The exercise: Your task is to transcribe the data in full.
[BEGIN]
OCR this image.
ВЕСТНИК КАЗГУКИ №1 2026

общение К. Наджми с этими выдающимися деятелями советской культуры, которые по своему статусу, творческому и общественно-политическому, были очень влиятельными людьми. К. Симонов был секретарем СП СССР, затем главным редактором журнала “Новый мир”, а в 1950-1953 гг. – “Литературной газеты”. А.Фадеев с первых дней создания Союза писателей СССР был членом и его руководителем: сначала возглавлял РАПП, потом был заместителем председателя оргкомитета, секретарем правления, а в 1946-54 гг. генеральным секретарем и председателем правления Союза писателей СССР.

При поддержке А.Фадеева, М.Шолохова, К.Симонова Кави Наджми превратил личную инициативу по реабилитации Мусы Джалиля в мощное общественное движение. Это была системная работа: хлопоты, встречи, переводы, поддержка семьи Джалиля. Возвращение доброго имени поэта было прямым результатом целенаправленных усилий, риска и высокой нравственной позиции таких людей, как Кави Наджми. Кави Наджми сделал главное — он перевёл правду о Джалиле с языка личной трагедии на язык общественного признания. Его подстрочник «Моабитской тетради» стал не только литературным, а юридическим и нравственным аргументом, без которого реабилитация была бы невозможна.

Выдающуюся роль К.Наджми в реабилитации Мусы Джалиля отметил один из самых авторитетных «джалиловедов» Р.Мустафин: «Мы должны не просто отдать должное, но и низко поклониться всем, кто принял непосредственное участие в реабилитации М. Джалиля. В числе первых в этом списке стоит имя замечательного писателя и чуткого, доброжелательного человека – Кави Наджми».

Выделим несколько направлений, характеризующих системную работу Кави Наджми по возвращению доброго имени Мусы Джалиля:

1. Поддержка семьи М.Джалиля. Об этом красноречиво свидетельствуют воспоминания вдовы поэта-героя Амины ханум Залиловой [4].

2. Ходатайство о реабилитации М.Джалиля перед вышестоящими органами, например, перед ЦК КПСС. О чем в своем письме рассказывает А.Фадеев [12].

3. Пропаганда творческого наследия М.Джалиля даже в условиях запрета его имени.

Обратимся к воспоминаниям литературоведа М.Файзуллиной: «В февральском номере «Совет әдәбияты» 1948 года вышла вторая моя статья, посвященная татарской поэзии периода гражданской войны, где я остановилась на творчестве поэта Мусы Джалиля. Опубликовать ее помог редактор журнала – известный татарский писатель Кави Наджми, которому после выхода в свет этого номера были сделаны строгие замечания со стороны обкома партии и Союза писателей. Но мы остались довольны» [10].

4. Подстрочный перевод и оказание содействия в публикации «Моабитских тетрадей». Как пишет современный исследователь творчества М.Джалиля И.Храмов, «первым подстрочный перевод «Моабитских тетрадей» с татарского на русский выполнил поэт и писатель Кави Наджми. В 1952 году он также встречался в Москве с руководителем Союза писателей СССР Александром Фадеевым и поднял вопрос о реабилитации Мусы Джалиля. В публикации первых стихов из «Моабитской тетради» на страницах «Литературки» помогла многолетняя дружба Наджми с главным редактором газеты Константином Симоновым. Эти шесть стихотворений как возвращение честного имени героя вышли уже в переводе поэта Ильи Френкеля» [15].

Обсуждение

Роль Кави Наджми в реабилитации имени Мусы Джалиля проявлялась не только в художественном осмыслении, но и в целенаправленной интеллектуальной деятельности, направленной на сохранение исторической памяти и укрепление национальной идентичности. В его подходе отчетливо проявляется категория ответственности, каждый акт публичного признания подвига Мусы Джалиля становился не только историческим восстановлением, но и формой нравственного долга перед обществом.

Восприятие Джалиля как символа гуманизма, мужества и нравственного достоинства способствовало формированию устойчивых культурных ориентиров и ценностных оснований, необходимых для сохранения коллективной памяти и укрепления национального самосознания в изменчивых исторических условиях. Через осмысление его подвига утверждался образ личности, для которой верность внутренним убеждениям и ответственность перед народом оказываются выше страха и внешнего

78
[END]
Written answer:
OCR this image.
ВЕСТНИК КАЗГУКИ №1 2026

общение К. Наджми с этими выдающимися деятелями советской культуры, которые по своему статусу, творческому и общественно-политическому, были очень влиятельными людьми. К. Симонов был секретарем СП СССР, затем главным редактором журнала “Новый мир”, а в 1950-1953 гг. – “Литературной газеты”. А.Фадеев с первых дней создания Союза писателей СССР был членом и его руководителем: сначала возглавлял РАПП, потом был заместителем председателя оргкомитета, секретарем правления, а в 1946-54 гг. генеральным секретарем и председателем правления Союза писателей СССР.

При поддержке А.Фадеева, М.Шолохова, К.Симонова Кави Наджми превратил личную инициативу по реабилитации Мусы Джалиля в мощное общественное движение. Это была системная работа: хлопоты, встречи, переводы, поддержка семьи Джалиля. Возвращение доброго имени поэта было прямым результатом целенаправленных усилий, риска и высокой нравственной позиции таких людей, как Кави Наджми. Кави Наджми сделал главное — он перевёл правду о Джалиле с языка личной трагедии на язык общественного признания. Его подстрочник «Моабитской тетради» стал не только литературным, а юридическим и нравственным аргументом, без которого реабилитация была бы невозможна.

Выдающуюся роль К.Наджми в реабилитации Мусы Джалиля отметил один из самых авторитетных «джалиловедов» Р.Мустафин: «Мы должны не просто отдать должное, но и низко поклониться всем, кто принял непосредственное участие в реабилитации М. Джалиля. В числе первых в этом списке стоит имя замечательного писателя и чуткого, доброжелательного человека – Кави Наджми».

Выделим несколько направлений, характеризующих системную работу Кави Наджми по возвращению доброго имени Мусы Джалиля:

1. Поддержка семьи М.Джалиля. Об этом красноречиво свидетельствуют воспоминания вдовы поэта-героя Амины ханум Залиловой [4].

2. Ходатайство о реабилитации М.Джалиля перед вышестоящими органами, например, перед ЦК КПСС. О чем в своем письме рассказывает А.Фадеев [12].

3. Пропаганда творческого наследия М.Джалиля даже в условиях запрета его имени.

Обратимся к воспоминаниям литературоведа М.Файзуллиной: «В февральском номере «Совет әдәбияты» 1948 года вышла вторая моя статья, посвященная татарской поэзии периода гражданской войны, где я остановилась на творчестве поэта Мусы Джалиля. Опубликовать ее помог редактор журнала – известный татарский писатель Кави Наджми, которому после выхода в свет этого номера были сделаны строгие замечания со стороны обкома партии и Союза писателей. Но мы остались довольны» [10].

4. Подстрочный перевод и оказание содействия в публикации «Моабитских тетрадей». Как пишет современный исследователь творчества М.Джалиля И.Храмов, «первым подстрочный перевод «Моабитских тетрадей» с татарского на русский выполнил поэт и писатель Кави Наджми. В 1952 году он также встречался в Москве с руководителем Союза писателей СССР Александром Фадеевым и поднял вопрос о реабилитации Мусы Джалиля. В публикации первых стихов из «Моабитской тетради» на страницах «Литературки» помогла многолетняя дружба Наджми с главным редактором газеты Константином Симоновым. Эти шесть стихотворений как возвращение честного имени героя вышли уже в переводе поэта Ильи Френкеля» [15].

Обсуждение

Роль Кави Наджми в реабилитации имени Мусы Джалиля проявлялась не только в художественном осмыслении, но и в целенаправленной интеллектуальной деятельности, направленной на сохранение исторической памяти и укрепление национальной идентичности. В его подходе отчетливо проявляется категория ответственности, каждый акт публичного признания подвига Мусы Джалиля становился не только историческим восстановлением, но и формой нравственного долга перед обществом.

Восприятие Джалиля как символа гуманизма, мужества и нравственного достоинства способствовало формированию устойчивых культурных ориентиров и ценностных оснований, необходимых для сохранения коллективной памяти и укрепления национального самосознания в изменчивых исторических условиях. Через осмысление его подвига утверждался образ личности, для которой верность внутренним убеждениям и ответственность перед народом оказываются выше страха и внешнего

78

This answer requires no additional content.